■ Problem to solve ■
Please rewrite the lines as a numbered list, leaving out any blank lines, starting with the first line of the records and going on through the line with "x-tick-label: 75 [128, 461, 146, 481]".

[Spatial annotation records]
* * * * * * * * *

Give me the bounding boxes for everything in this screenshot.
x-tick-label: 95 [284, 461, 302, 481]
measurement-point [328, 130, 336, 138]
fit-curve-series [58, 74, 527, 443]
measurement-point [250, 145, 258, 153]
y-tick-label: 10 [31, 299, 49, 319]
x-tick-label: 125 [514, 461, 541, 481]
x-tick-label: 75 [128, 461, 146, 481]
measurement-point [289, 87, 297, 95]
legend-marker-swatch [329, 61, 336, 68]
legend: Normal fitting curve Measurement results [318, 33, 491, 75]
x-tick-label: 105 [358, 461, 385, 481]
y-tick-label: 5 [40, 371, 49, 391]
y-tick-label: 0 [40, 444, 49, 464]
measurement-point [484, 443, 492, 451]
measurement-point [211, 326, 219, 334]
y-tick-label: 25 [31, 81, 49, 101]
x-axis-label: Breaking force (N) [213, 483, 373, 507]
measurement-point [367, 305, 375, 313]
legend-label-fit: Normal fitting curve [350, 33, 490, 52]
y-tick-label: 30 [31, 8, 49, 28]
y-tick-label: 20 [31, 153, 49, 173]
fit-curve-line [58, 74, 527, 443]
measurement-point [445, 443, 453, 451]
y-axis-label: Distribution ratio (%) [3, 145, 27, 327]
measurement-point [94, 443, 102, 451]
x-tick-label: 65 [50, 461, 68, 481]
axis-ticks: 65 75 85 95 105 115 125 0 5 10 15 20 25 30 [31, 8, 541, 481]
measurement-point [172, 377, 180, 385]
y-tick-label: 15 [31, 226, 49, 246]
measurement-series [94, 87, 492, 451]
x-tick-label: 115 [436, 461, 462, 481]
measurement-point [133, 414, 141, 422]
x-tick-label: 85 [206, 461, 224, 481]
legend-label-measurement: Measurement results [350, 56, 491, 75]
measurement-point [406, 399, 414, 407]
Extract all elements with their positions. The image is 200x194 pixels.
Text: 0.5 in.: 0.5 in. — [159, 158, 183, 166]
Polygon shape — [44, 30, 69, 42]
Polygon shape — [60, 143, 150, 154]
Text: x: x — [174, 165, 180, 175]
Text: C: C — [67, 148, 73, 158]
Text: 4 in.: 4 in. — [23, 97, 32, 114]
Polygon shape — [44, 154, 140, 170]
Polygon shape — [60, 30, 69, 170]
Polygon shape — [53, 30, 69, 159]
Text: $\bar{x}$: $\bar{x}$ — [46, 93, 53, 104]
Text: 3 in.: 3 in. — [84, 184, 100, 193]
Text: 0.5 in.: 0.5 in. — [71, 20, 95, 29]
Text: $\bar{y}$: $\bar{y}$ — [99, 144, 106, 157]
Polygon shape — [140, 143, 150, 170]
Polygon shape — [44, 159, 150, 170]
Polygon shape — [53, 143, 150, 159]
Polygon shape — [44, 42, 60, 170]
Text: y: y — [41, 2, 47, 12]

* * * * * * * * *

■ Final answer ■
1. Give me the bounding boxes for everything in this screenshot.
2. x-tick-label: 95 [284, 461, 302, 481]
3. measurement-point [328, 130, 336, 138]
4. fit-curve-series [58, 74, 527, 443]
5. measurement-point [250, 145, 258, 153]
6. y-tick-label: 10 [31, 299, 49, 319]
7. x-tick-label: 125 [514, 461, 541, 481]
8. x-tick-label: 75 [128, 461, 146, 481]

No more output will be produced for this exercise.